╭─ WORKING DATA
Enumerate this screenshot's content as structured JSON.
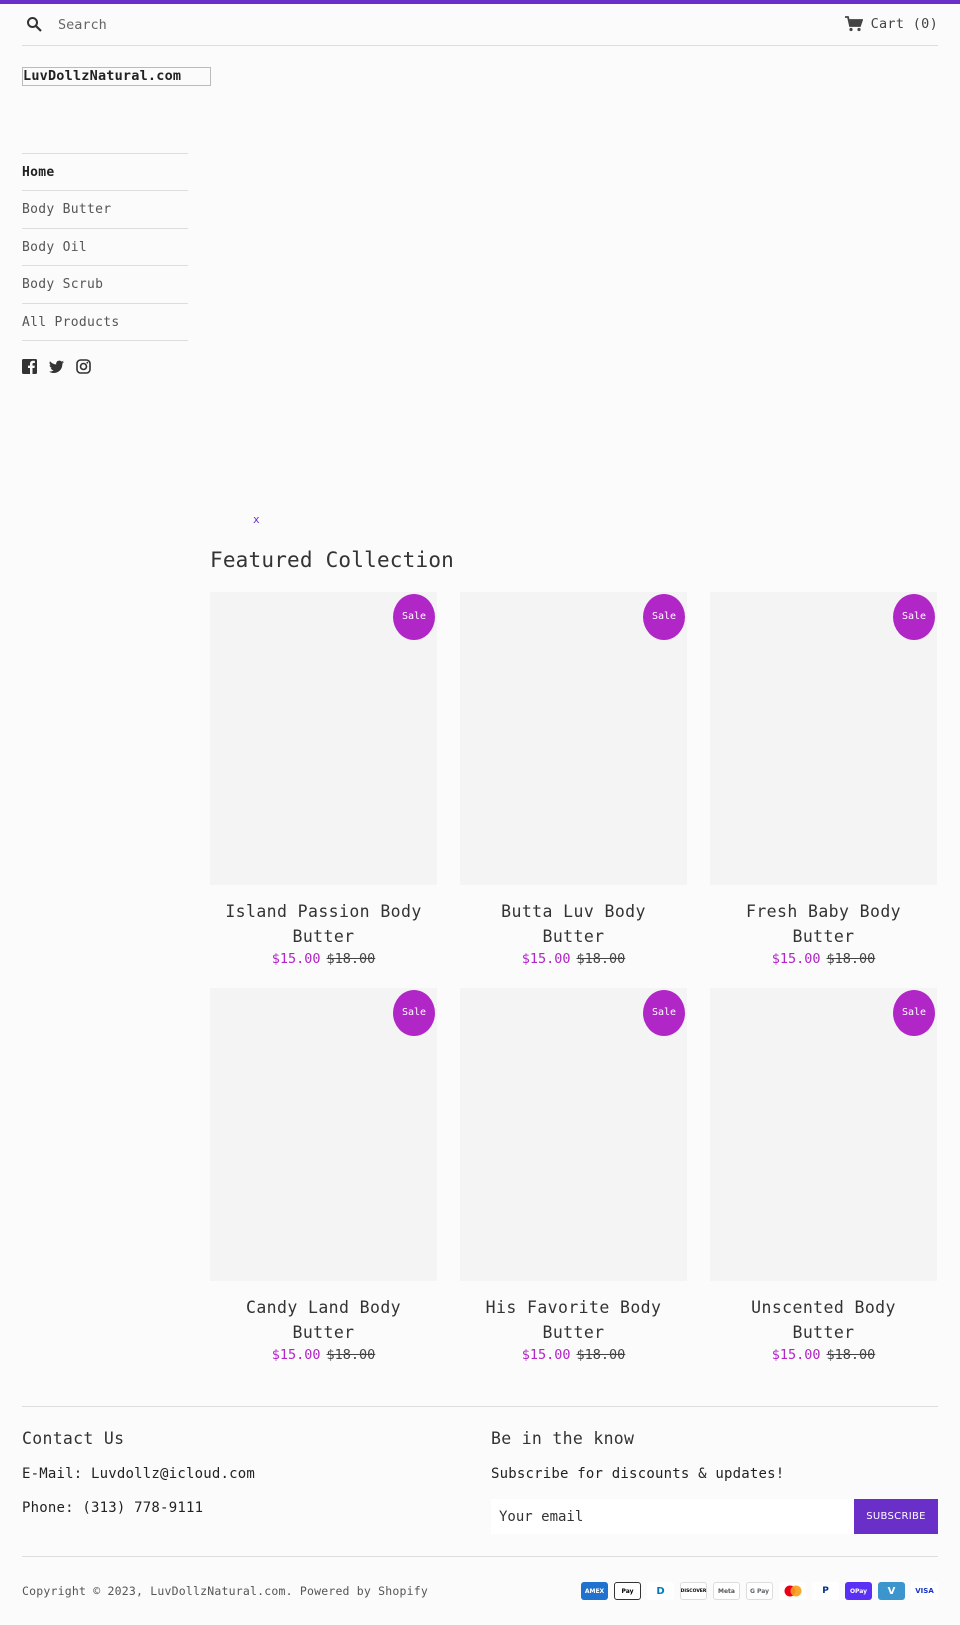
{
  "header": {
    "search_placeholder": "Search",
    "cart_label": "Cart (0)"
  },
  "site": {
    "logo": "LuvDollzNatural.com"
  },
  "nav": {
    "items": [
      {
        "label": "Home"
      },
      {
        "label": "Body Butter"
      },
      {
        "label": "Body Oil"
      },
      {
        "label": "Body Scrub"
      },
      {
        "label": "All Products"
      }
    ]
  },
  "social": [
    "facebook-icon",
    "twitter-icon",
    "instagram-icon"
  ],
  "hero": {
    "broken_image_text": "x"
  },
  "featured": {
    "title": "Featured Collection",
    "badge": "Sale",
    "products": [
      {
        "title": "Island Passion Body Butter",
        "sale_price": "$15.00",
        "original_price": "$18.00"
      },
      {
        "title": "Butta Luv Body Butter",
        "sale_price": "$15.00",
        "original_price": "$18.00"
      },
      {
        "title": "Fresh Baby Body Butter",
        "sale_price": "$15.00",
        "original_price": "$18.00"
      },
      {
        "title": "Candy Land Body Butter",
        "sale_price": "$15.00",
        "original_price": "$18.00"
      },
      {
        "title": "His Favorite Body Butter",
        "sale_price": "$15.00",
        "original_price": "$18.00"
      },
      {
        "title": "Unscented Body Butter",
        "sale_price": "$15.00",
        "original_price": "$18.00"
      }
    ]
  },
  "footer": {
    "contact_title": "Contact Us",
    "email_line": "E-Mail: Luvdollz@icloud.com",
    "phone_line": "Phone: (313) 778-9111",
    "newsletter_title": "Be in the know",
    "newsletter_text": "Subscribe for discounts & updates!",
    "email_placeholder": "Your email",
    "subscribe_label": "SUBSCRIBE",
    "copyright": "Copyright © 2023, LuvDollzNatural.com. Powered by Shopify"
  },
  "payments": [
    {
      "name": "american-express-icon",
      "label": "AMEX"
    },
    {
      "name": "apple-pay-icon",
      "label": "Pay"
    },
    {
      "name": "diners-club-icon",
      "label": "D"
    },
    {
      "name": "discover-icon",
      "label": "DISCOVER"
    },
    {
      "name": "meta-pay-icon",
      "label": "Meta"
    },
    {
      "name": "google-pay-icon",
      "label": "G Pay"
    },
    {
      "name": "mastercard-icon",
      "label": ""
    },
    {
      "name": "paypal-icon",
      "label": "P"
    },
    {
      "name": "shop-pay-icon",
      "label": "OPay"
    },
    {
      "name": "venmo-icon",
      "label": "V"
    },
    {
      "name": "visa-icon",
      "label": "VISA"
    }
  ],
  "colors": {
    "accent": "#6b2fc9",
    "sale": "#b126c6"
  }
}
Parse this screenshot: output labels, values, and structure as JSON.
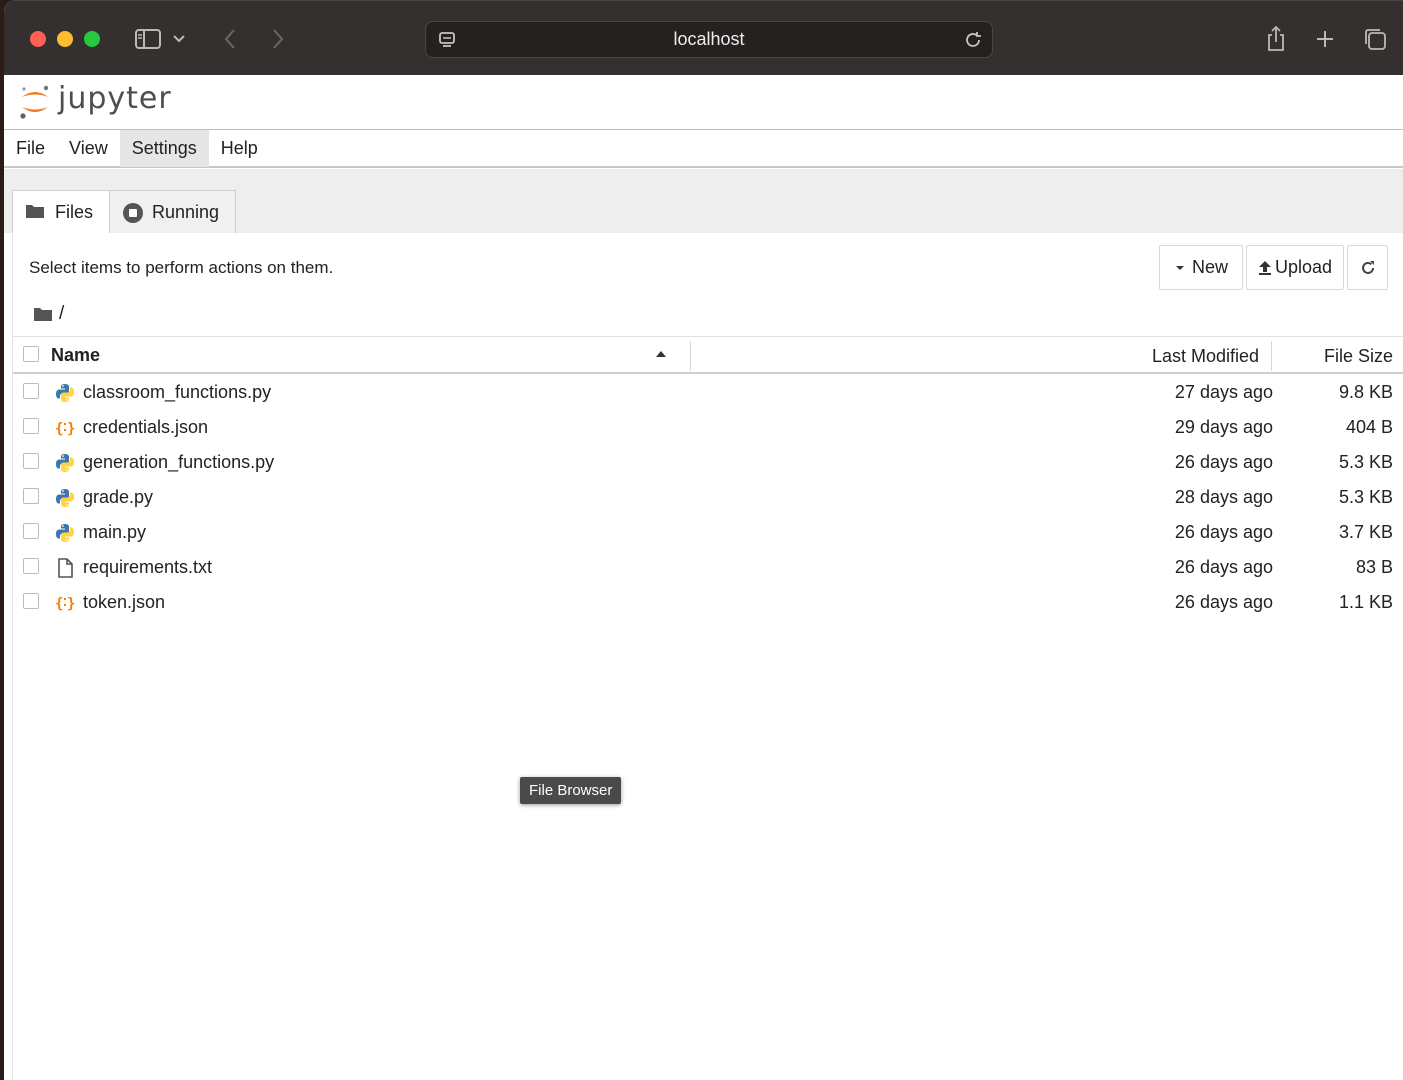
{
  "browser": {
    "url": "localhost"
  },
  "jupyter": {
    "logo_text": "jupyter"
  },
  "menu": {
    "items": [
      {
        "label": "File"
      },
      {
        "label": "View"
      },
      {
        "label": "Settings"
      },
      {
        "label": "Help"
      }
    ]
  },
  "tabs": {
    "files": "Files",
    "running": "Running"
  },
  "toolbar": {
    "select_text": "Select items to perform actions on them.",
    "new_label": "New",
    "upload_label": "Upload"
  },
  "breadcrumb": {
    "path": "/"
  },
  "list": {
    "headers": {
      "name": "Name",
      "last_modified": "Last Modified",
      "file_size": "File Size"
    },
    "files": [
      {
        "name": "classroom_functions.py",
        "type": "python",
        "modified": "27 days ago",
        "size": "9.8 KB"
      },
      {
        "name": "credentials.json",
        "type": "json",
        "modified": "29 days ago",
        "size": "404 B"
      },
      {
        "name": "generation_functions.py",
        "type": "python",
        "modified": "26 days ago",
        "size": "5.3 KB"
      },
      {
        "name": "grade.py",
        "type": "python",
        "modified": "28 days ago",
        "size": "5.3 KB"
      },
      {
        "name": "main.py",
        "type": "python",
        "modified": "26 days ago",
        "size": "3.7 KB"
      },
      {
        "name": "requirements.txt",
        "type": "text",
        "modified": "26 days ago",
        "size": "83 B"
      },
      {
        "name": "token.json",
        "type": "json",
        "modified": "26 days ago",
        "size": "1.1 KB"
      }
    ]
  },
  "tooltip": {
    "text": "File Browser"
  },
  "colors": {
    "jupyter_orange": "#f37726",
    "python_blue": "#3b77a8",
    "python_yellow": "#ffd343",
    "json_orange": "#f57c00"
  }
}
╰─
**PROBLEM TO WORK ON:**
Copy out all lines that carry the word "LuvDollzNatural".

**FINISHED ANSWER:**
    "logo": "LuvDollzNatural.com"
    "copyright": "Copyright © 2023, LuvDollzNatural.com. Powered by Shopify"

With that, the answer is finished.